[start of MATERIAL FOR THIS TASK]

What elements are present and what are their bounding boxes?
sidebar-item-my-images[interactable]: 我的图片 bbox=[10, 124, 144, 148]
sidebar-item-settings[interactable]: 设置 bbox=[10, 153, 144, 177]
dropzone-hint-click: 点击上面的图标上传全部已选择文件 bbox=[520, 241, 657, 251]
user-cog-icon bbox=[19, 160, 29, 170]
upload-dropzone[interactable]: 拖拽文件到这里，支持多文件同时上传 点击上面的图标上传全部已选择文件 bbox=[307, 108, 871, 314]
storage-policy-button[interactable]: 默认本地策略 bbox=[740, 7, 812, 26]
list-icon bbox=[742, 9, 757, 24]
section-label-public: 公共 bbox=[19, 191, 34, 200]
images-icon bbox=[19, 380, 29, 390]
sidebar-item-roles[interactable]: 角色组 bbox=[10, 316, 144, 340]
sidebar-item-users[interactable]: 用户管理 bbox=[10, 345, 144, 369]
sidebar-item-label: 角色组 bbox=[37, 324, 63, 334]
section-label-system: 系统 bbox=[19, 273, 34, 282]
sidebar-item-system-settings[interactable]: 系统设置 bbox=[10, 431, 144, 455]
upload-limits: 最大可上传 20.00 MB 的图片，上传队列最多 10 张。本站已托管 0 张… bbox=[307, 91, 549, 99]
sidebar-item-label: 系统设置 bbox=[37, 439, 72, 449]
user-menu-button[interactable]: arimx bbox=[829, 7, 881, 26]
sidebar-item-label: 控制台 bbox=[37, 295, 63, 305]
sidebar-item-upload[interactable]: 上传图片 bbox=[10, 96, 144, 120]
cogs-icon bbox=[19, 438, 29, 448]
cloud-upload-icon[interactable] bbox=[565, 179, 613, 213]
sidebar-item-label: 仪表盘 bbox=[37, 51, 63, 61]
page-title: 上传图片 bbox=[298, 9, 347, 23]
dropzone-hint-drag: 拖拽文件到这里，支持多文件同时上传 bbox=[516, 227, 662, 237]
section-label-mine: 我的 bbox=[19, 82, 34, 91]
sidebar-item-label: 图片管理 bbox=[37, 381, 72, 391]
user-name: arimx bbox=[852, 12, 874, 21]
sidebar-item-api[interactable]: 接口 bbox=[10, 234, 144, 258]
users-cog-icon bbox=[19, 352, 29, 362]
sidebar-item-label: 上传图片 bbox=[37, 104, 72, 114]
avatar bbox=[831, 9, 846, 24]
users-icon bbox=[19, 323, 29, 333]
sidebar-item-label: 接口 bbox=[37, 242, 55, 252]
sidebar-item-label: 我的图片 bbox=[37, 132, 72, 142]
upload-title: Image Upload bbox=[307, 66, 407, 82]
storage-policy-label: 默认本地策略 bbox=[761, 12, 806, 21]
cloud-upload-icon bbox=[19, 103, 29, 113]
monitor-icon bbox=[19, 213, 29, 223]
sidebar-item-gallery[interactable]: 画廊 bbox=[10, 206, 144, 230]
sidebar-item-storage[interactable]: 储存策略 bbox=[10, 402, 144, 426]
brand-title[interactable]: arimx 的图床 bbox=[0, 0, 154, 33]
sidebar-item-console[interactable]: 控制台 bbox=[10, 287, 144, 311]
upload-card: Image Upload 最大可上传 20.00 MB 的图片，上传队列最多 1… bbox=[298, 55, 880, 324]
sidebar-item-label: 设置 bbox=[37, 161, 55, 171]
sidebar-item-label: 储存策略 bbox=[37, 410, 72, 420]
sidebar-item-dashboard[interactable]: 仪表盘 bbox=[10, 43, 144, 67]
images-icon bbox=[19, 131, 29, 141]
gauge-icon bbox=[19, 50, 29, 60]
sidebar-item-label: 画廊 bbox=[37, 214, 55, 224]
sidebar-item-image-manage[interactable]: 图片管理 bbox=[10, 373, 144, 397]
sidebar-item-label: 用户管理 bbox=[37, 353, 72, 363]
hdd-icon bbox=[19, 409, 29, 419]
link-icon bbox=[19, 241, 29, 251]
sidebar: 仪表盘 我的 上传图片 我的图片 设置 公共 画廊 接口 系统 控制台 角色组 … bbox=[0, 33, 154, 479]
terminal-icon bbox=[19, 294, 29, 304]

[end of MATERIAL FOR THIS TASK]

## EXERCISE INSTRUCTIONS
Put every line of the material above into a numbered list, leaving out any blank lines.

## COMPLETED TASK
1. What elements are present and what are their bounding boxes?
2. sidebar-item-my-images[interactable]: 我的图片 bbox=[10, 124, 144, 148]
3. sidebar-item-settings[interactable]: 设置 bbox=[10, 153, 144, 177]
4. dropzone-hint-click: 点击上面的图标上传全部已选择文件 bbox=[520, 241, 657, 251]
5. user-cog-icon bbox=[19, 160, 29, 170]
6. upload-dropzone[interactable]: 拖拽文件到这里，支持多文件同时上传 点击上面的图标上传全部已选择文件 bbox=[307, 108, 871, 314]
7. storage-policy-button[interactable]: 默认本地策略 bbox=[740, 7, 812, 26]
8. list-icon bbox=[742, 9, 757, 24]
9. section-label-public: 公共 bbox=[19, 191, 34, 200]
10. images-icon bbox=[19, 380, 29, 390]
11. sidebar-item-roles[interactable]: 角色组 bbox=[10, 316, 144, 340]
12. sidebar-item-users[interactable]: 用户管理 bbox=[10, 345, 144, 369]
13. sidebar-item-label: 角色组 bbox=[37, 324, 63, 334]
14. section-label-system: 系统 bbox=[19, 273, 34, 282]
15. sidebar-item-system-settings[interactable]: 系统设置 bbox=[10, 431, 144, 455]
16. upload-limits: 最大可上传 20.00 MB 的图片，上传队列最多 10 张。本站已托管 0 张… bbox=[307, 91, 549, 99]
17. sidebar-item-label: 系统设置 bbox=[37, 439, 72, 449]
18. user-menu-button[interactable]: arimx bbox=[829, 7, 881, 26]
19. sidebar-item-label: 控制台 bbox=[37, 295, 63, 305]
20. sidebar-item-upload[interactable]: 上传图片 bbox=[10, 96, 144, 120]
21. cogs-icon bbox=[19, 438, 29, 448]
22. cloud-upload-icon[interactable] bbox=[565, 179, 613, 213]
23. sidebar-item-label: 仪表盘 bbox=[37, 51, 63, 61]
24. page-title: 上传图片 bbox=[298, 9, 347, 23]
25. dropzone-hint-drag: 拖拽文件到这里，支持多文件同时上传 bbox=[516, 227, 662, 237]
26. section-label-mine: 我的 bbox=[19, 82, 34, 91]
27. sidebar-item-label: 图片管理 bbox=[37, 381, 72, 391]
28. user-name: arimx bbox=[852, 12, 874, 21]
29. sidebar-item-api[interactable]: 接口 bbox=[10, 234, 144, 258]
30. users-cog-icon bbox=[19, 352, 29, 362]
31. sidebar-item-label: 上传图片 bbox=[37, 104, 72, 114]
32. avatar bbox=[831, 9, 846, 24]
33. users-icon bbox=[19, 323, 29, 333]
34. sidebar-item-label: 接口 bbox=[37, 242, 55, 252]
35. sidebar-item-label: 我的图片 bbox=[37, 132, 72, 142]
36. upload-title: Image Upload bbox=[307, 66, 407, 82]
37. storage-policy-label: 默认本地策略 bbox=[761, 12, 806, 21]
38. cloud-upload-icon bbox=[19, 103, 29, 113]
39. monitor-icon bbox=[19, 213, 29, 223]
40. sidebar-item-gallery[interactable]: 画廊 bbox=[10, 206, 144, 230]
41. sidebar-item-storage[interactable]: 储存策略 bbox=[10, 402, 144, 426]
42. brand-title[interactable]: arimx 的图床 bbox=[0, 0, 154, 33]
43. sidebar-item-console[interactable]: 控制台 bbox=[10, 287, 144, 311]
44. upload-card: Image Upload 最大可上传 20.00 MB 的图片，上传队列最多 1… bbox=[298, 55, 880, 324]
45. sidebar-item-label: 设置 bbox=[37, 161, 55, 171]
46. sidebar-item-label: 储存策略 bbox=[37, 410, 72, 420]
47. sidebar-item-dashboard[interactable]: 仪表盘 bbox=[10, 43, 144, 67]
48. images-icon bbox=[19, 131, 29, 141]
49. gauge-icon bbox=[19, 50, 29, 60]
50. sidebar-item-label: 画廊 bbox=[37, 214, 55, 224]
51. sidebar-item-image-manage[interactable]: 图片管理 bbox=[10, 373, 144, 397]
52. sidebar-item-label: 用户管理 bbox=[37, 353, 72, 363]
53. hdd-icon bbox=[19, 409, 29, 419]
54. link-icon bbox=[19, 241, 29, 251]
55. sidebar: 仪表盘 我的 上传图片 我的图片 设置 公共 画廊 接口 系统 控制台 角色组 … bbox=[0, 33, 154, 479]
56. terminal-icon bbox=[19, 294, 29, 304]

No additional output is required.